'''

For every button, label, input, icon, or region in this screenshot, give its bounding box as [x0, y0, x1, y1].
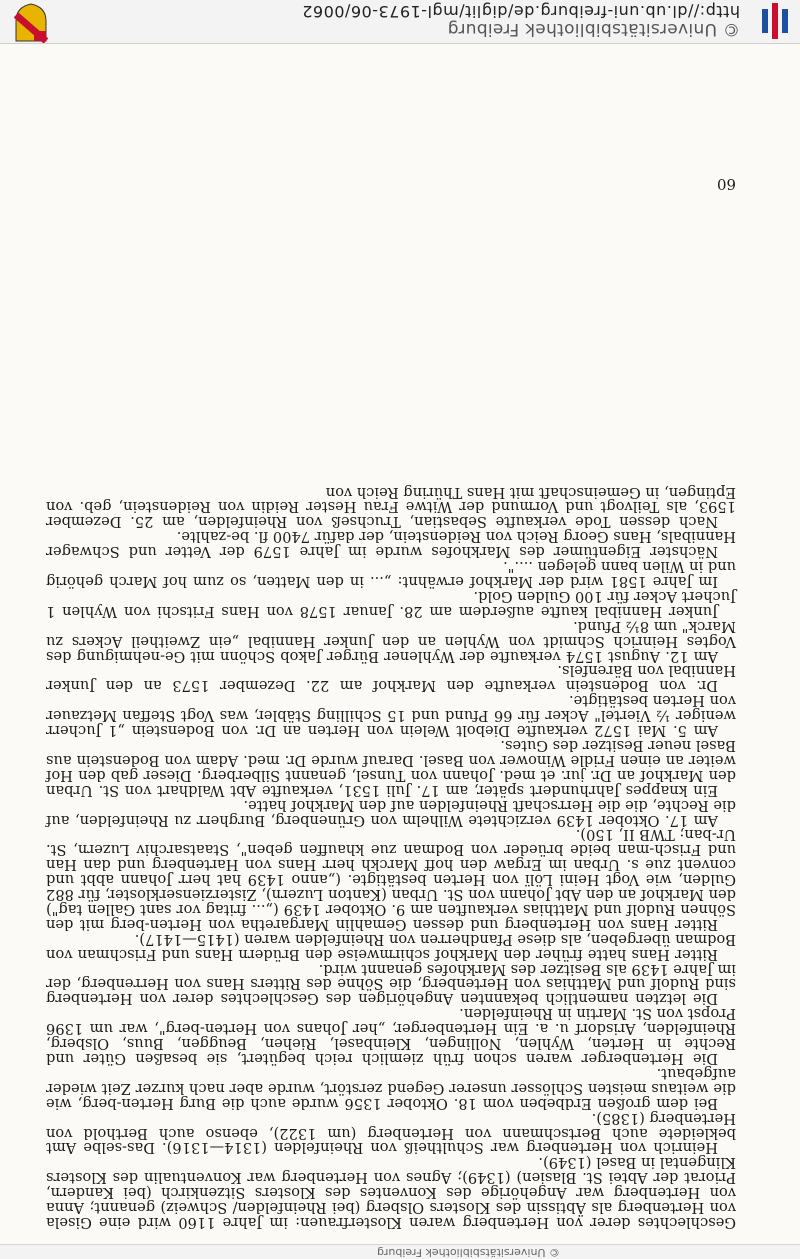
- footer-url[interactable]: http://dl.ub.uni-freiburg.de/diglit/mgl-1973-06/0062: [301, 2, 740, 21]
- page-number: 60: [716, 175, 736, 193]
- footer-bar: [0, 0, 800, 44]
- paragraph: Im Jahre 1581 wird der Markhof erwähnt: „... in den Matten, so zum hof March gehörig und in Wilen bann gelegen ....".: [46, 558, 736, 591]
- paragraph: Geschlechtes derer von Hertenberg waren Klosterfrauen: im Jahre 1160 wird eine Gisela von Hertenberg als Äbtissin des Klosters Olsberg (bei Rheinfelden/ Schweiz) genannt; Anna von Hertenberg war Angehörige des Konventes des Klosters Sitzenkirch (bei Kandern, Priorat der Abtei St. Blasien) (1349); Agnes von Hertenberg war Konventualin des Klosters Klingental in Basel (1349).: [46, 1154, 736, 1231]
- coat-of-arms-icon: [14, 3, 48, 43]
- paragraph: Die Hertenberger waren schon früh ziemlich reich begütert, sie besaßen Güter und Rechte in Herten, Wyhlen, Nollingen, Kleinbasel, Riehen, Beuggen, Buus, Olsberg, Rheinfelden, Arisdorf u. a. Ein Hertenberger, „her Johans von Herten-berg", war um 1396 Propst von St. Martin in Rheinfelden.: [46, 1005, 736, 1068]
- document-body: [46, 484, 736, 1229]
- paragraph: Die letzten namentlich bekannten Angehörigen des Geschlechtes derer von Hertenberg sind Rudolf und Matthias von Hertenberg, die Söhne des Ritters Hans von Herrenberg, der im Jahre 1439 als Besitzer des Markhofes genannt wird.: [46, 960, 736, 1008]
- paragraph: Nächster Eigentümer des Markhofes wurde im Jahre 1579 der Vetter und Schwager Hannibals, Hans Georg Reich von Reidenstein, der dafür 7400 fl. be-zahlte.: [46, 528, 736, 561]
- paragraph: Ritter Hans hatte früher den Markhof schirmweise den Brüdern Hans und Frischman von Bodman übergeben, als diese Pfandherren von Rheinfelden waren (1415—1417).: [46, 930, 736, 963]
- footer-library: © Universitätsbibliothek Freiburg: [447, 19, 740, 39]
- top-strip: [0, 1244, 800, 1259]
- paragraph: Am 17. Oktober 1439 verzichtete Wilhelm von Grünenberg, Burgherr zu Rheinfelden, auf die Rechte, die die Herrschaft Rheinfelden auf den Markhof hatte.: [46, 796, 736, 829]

'''

§ Short problem: Could you copy every line of the rows above character for character, omitting the picture?

§ The output:
For every button, label, input, icon, or region in this screenshot, give its bounding box as [x0, y0, x1, y1].
- footer-url[interactable]: http://dl.ub.uni-freiburg.de/diglit/mgl-1973-06/0062: [301, 2, 740, 21]
- page-number: 60: [716, 175, 736, 193]
- footer-bar: [0, 0, 800, 44]
- paragraph: Im Jahre 1581 wird der Markhof erwähnt: „... in den Matten, so zum hof March gehörig und in Wilen bann gelegen ....".: [46, 558, 736, 591]
- paragraph: Geschlechtes derer von Hertenberg waren Klosterfrauen: im Jahre 1160 wird eine Gisela von Hertenberg als Äbtissin des Klosters Olsberg (bei Rheinfelden/ Schweiz) genannt; Anna von Hertenberg war Angehörige des Konventes des Klosters Sitzenkirch (bei Kandern, Priorat der Abtei St. Blasien) (1349); Agnes von Hertenberg war Konventualin des Klosters Klingental in Basel (1349).: [46, 1154, 736, 1231]
- coat-of-arms-icon: [14, 3, 48, 43]
- paragraph: Die Hertenberger waren schon früh ziemlich reich begütert, sie besaßen Güter und Rechte in Herten, Wyhlen, Nollingen, Kleinbasel, Riehen, Beuggen, Buus, Olsberg, Rheinfelden, Arisdorf u. a. Ein Hertenberger, „her Johans von Herten-berg", war um 1396 Propst von St. Martin in Rheinfelden.: [46, 1005, 736, 1068]
- document-body: [46, 484, 736, 1229]
- paragraph: Die letzten namentlich bekannten Angehörigen des Geschlechtes derer von Hertenberg sind Rudolf und Matthias von Hertenberg, die Söhne des Ritters Hans von Herrenberg, der im Jahre 1439 als Besitzer des Markhofes genannt wird.: [46, 960, 736, 1008]
- paragraph: Nächster Eigentümer des Markhofes wurde im Jahre 1579 der Vetter und Schwager Hannibals, Hans Georg Reich von Reidenstein, der dafür 7400 fl. be-zahlte.: [46, 528, 736, 561]
- paragraph: Ritter Hans hatte früher den Markhof schirmweise den Brüdern Hans und Frischman von Bodman übergeben, als diese Pfandherren von Rheinfelden waren (1415—1417).: [46, 930, 736, 963]
- footer-library: © Universitätsbibliothek Freiburg: [447, 19, 740, 39]
- top-strip: [0, 1244, 800, 1259]
- paragraph: Am 17. Oktober 1439 verzichtete Wilhelm von Grünenberg, Burgherr zu Rheinfelden, auf die Rechte, die die Herrschaft Rheinfelden auf den Markhof hatte.: [46, 796, 736, 829]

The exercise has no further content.